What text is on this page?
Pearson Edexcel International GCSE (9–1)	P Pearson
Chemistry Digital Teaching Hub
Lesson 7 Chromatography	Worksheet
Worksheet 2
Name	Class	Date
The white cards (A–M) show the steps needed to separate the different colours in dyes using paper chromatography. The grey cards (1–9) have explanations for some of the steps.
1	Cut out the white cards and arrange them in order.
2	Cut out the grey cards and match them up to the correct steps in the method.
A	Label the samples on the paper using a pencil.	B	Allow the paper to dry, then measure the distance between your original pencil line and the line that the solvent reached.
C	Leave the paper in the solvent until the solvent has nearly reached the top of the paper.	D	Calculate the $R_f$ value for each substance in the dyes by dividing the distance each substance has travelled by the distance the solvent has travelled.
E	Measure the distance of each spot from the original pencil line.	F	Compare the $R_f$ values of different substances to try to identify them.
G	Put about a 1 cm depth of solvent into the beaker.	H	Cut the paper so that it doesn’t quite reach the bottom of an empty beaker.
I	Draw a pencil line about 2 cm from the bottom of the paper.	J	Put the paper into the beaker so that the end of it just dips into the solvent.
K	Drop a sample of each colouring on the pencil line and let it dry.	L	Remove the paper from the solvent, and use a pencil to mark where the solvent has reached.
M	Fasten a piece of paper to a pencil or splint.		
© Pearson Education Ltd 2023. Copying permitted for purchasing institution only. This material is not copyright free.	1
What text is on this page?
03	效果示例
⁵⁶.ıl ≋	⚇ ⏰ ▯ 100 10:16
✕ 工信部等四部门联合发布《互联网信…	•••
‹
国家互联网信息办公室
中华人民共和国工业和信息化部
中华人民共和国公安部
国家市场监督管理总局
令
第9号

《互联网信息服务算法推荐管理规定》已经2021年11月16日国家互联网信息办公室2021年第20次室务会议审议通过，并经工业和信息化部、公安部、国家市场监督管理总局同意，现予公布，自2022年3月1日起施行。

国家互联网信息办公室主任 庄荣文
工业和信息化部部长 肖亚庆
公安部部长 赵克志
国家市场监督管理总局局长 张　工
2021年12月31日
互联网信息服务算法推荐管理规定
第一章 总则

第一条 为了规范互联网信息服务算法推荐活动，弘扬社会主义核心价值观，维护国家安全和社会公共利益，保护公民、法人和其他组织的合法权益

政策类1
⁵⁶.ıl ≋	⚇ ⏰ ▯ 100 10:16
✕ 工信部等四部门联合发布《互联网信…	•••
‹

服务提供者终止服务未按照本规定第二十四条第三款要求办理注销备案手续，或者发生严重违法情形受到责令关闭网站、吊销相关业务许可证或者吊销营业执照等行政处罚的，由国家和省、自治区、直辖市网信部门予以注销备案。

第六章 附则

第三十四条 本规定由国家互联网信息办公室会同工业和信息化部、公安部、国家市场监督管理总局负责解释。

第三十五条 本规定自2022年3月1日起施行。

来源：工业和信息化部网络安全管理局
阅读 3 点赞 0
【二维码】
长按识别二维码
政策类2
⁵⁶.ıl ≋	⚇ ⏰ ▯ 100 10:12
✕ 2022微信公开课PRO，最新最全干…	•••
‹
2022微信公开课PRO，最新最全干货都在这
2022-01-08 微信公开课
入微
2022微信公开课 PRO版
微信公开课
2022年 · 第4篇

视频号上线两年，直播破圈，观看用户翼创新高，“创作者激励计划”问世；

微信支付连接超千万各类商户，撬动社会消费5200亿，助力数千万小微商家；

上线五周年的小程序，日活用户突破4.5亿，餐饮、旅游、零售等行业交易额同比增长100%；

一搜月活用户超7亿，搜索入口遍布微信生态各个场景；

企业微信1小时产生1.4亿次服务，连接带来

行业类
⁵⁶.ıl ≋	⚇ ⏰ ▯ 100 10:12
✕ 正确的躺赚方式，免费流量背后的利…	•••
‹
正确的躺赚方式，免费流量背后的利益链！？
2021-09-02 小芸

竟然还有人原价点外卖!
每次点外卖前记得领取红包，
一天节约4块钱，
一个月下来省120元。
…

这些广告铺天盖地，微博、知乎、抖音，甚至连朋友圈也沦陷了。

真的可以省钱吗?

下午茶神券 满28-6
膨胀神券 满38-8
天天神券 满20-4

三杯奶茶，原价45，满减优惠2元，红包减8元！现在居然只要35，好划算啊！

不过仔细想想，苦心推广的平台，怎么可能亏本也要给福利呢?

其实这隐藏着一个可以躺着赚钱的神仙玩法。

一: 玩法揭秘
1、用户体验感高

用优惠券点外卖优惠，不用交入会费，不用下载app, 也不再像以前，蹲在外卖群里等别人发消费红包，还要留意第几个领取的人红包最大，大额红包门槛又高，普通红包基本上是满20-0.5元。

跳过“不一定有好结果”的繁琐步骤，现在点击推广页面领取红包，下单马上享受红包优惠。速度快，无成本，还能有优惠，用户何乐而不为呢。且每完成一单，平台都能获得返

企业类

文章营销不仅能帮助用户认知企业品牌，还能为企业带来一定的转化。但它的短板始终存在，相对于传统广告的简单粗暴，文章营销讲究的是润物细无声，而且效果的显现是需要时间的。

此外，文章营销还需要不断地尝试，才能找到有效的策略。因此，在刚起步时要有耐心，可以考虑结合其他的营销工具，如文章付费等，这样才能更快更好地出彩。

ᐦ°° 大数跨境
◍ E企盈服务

§ Task requirements: Find the word "into" in the entries, and copy every line it shows up in.

§ Full response:
G	Put about a 1 cm depth of solvent into the beaker.	H	Cut the paper so that it doesn’t quite reach the bottom of an empty beaker.
I	Draw a pencil line about 2 cm from the bottom of the paper.	J	Put the paper into the beaker so that the end of it just dips into the solvent.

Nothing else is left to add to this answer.